[Saved data entries]
══════════

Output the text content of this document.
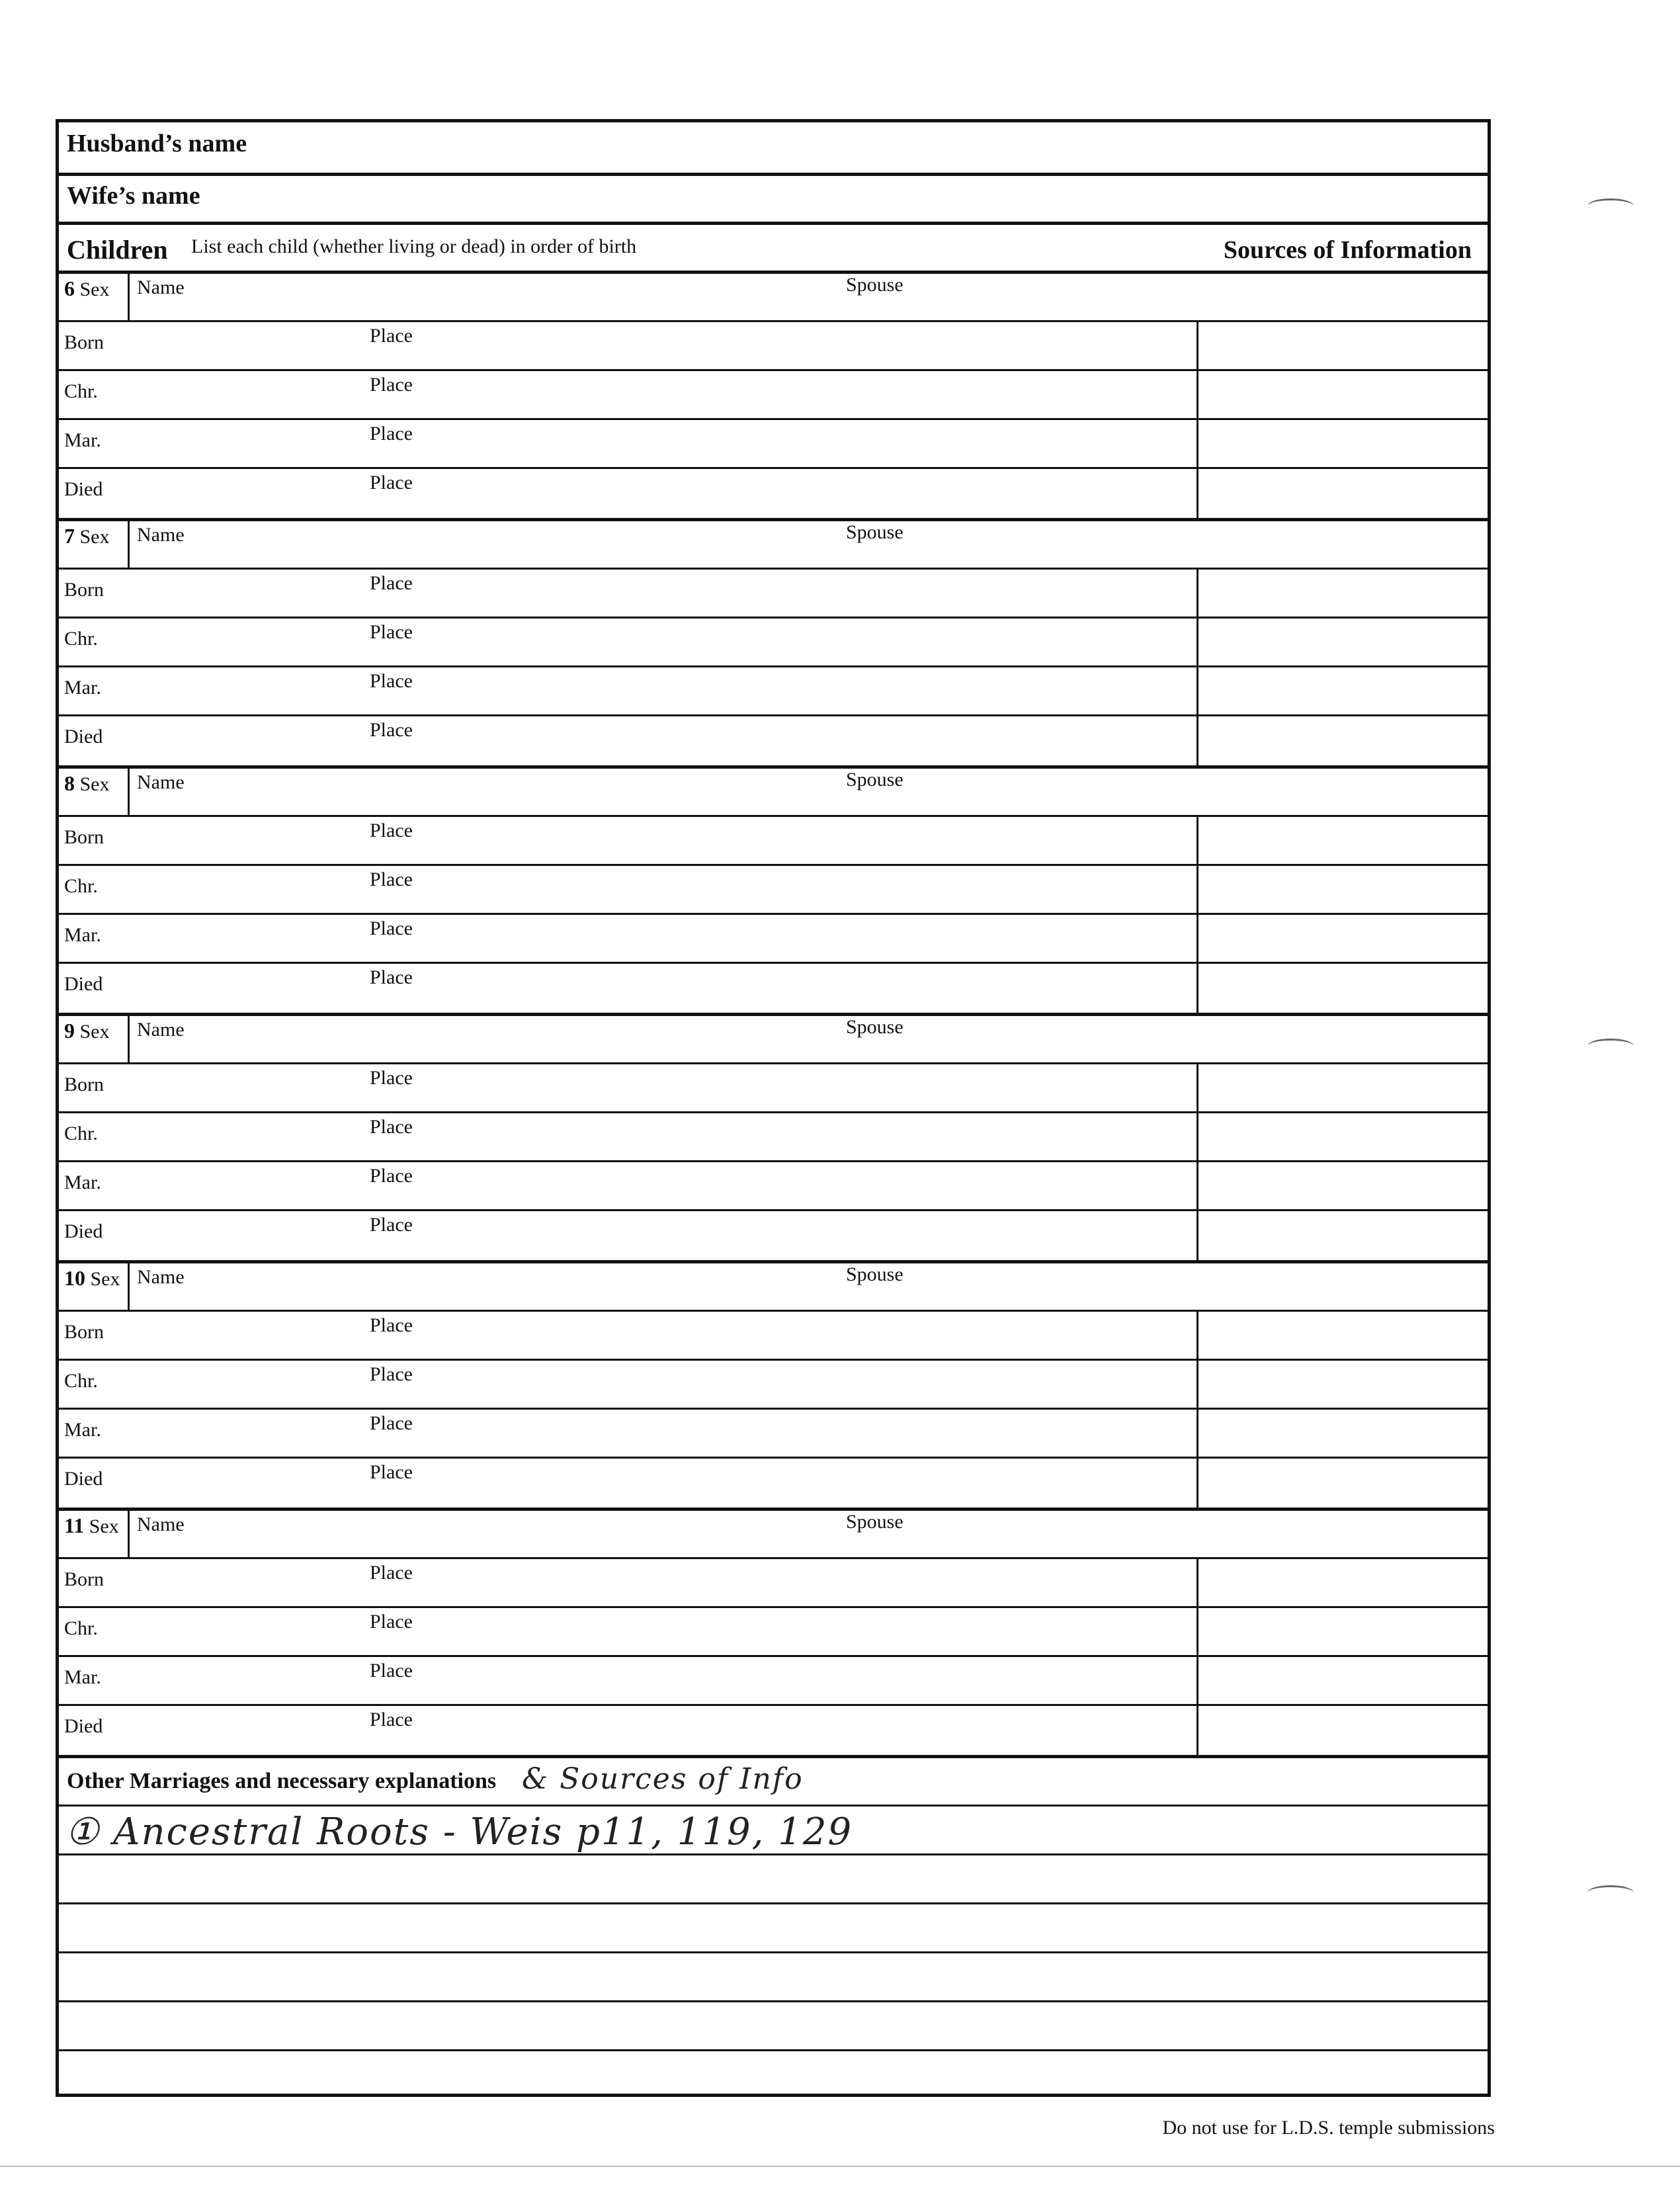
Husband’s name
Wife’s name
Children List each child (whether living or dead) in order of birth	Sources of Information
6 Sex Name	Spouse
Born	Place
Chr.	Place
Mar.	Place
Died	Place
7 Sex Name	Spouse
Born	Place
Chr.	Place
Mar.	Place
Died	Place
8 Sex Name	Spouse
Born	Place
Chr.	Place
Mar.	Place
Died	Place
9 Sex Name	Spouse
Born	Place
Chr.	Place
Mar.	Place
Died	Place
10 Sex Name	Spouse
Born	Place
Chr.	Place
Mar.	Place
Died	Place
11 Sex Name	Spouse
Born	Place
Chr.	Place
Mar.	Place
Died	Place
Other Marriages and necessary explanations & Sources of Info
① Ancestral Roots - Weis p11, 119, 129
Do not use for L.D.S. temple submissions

══════════

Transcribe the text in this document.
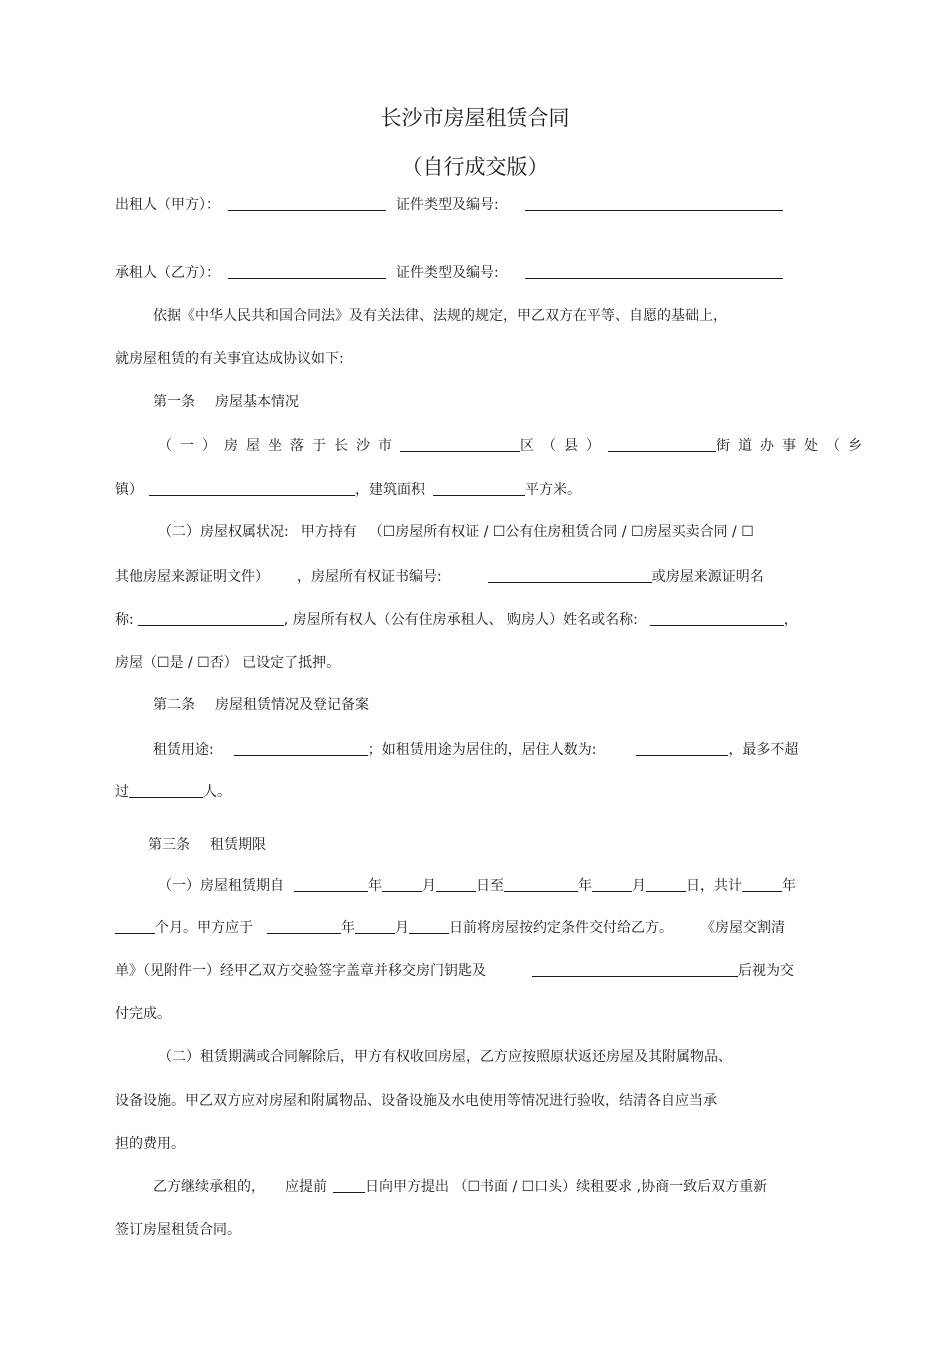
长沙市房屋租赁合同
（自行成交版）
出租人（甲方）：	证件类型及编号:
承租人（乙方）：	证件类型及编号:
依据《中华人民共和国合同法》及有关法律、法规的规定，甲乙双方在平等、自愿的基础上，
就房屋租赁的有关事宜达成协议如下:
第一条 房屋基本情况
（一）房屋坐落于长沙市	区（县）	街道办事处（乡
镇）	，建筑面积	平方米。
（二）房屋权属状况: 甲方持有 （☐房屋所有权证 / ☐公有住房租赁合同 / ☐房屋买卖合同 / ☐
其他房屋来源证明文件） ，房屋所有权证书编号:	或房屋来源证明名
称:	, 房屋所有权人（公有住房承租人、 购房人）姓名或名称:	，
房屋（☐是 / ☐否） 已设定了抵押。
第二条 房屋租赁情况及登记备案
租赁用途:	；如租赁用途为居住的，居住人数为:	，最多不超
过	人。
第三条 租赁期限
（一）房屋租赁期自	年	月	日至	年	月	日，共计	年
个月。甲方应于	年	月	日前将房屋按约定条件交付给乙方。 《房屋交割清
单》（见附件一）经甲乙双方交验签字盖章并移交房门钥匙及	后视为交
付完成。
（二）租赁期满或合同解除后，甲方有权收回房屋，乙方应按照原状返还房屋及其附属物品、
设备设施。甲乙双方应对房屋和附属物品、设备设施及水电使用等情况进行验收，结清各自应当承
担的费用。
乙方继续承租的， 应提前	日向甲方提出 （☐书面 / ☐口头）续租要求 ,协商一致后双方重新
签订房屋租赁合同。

══════════

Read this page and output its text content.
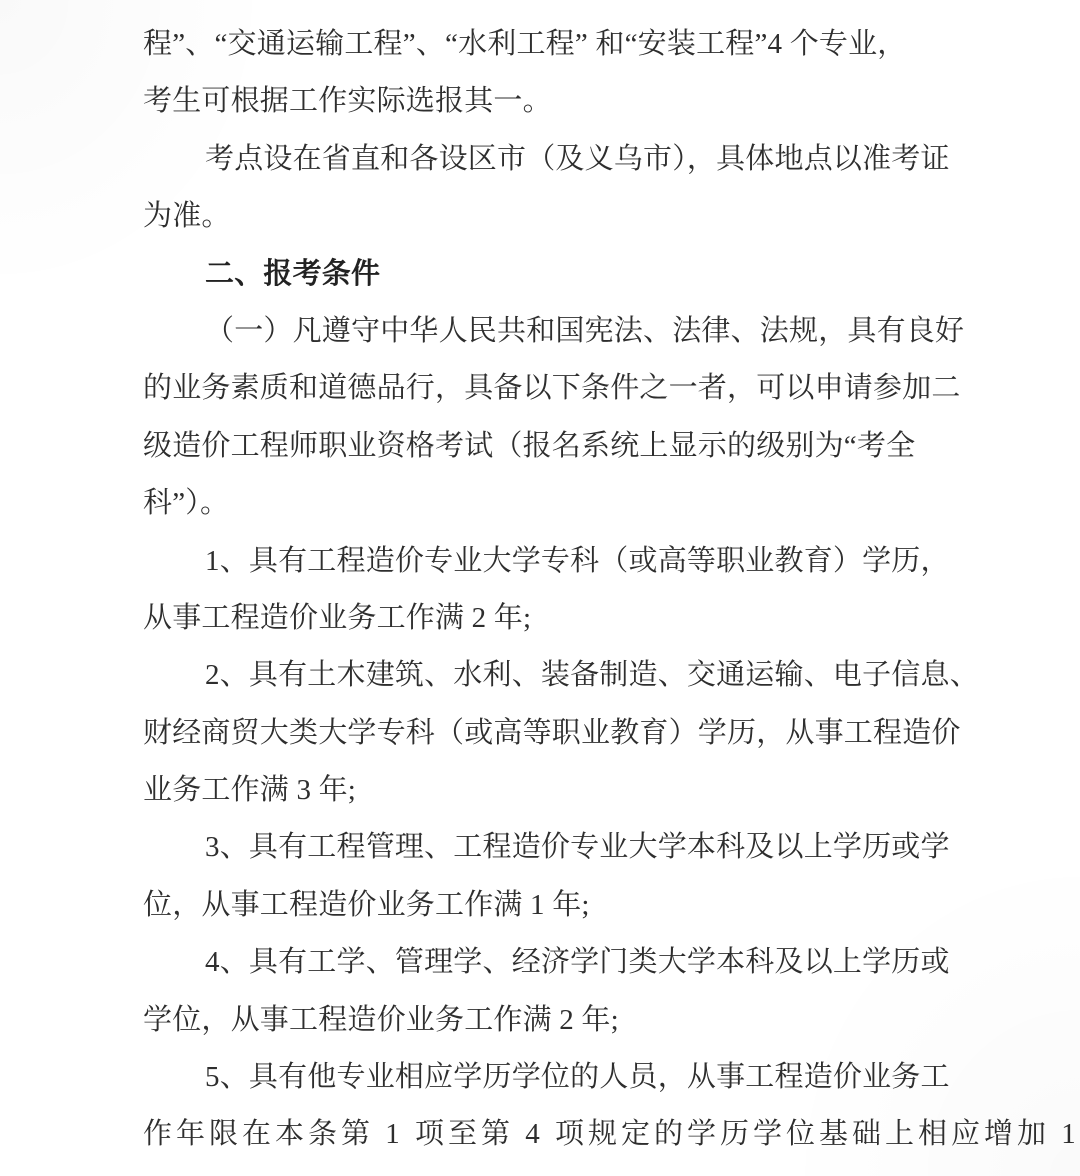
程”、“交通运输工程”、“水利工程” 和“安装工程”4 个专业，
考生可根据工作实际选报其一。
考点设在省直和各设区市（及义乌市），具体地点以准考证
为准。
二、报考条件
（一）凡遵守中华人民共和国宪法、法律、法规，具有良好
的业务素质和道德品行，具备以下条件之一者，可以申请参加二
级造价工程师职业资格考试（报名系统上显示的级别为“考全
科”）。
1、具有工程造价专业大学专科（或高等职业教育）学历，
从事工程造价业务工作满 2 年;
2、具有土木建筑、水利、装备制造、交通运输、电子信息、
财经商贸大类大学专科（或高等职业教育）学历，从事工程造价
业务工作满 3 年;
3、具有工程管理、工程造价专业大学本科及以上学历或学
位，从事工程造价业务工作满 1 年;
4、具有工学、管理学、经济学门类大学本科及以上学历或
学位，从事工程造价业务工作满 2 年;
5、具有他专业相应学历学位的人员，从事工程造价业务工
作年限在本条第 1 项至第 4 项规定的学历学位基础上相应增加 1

══════════

== Aim of the task ==
Across the records, how many lines contain "document"? Only the number should be given.

== Output ==
2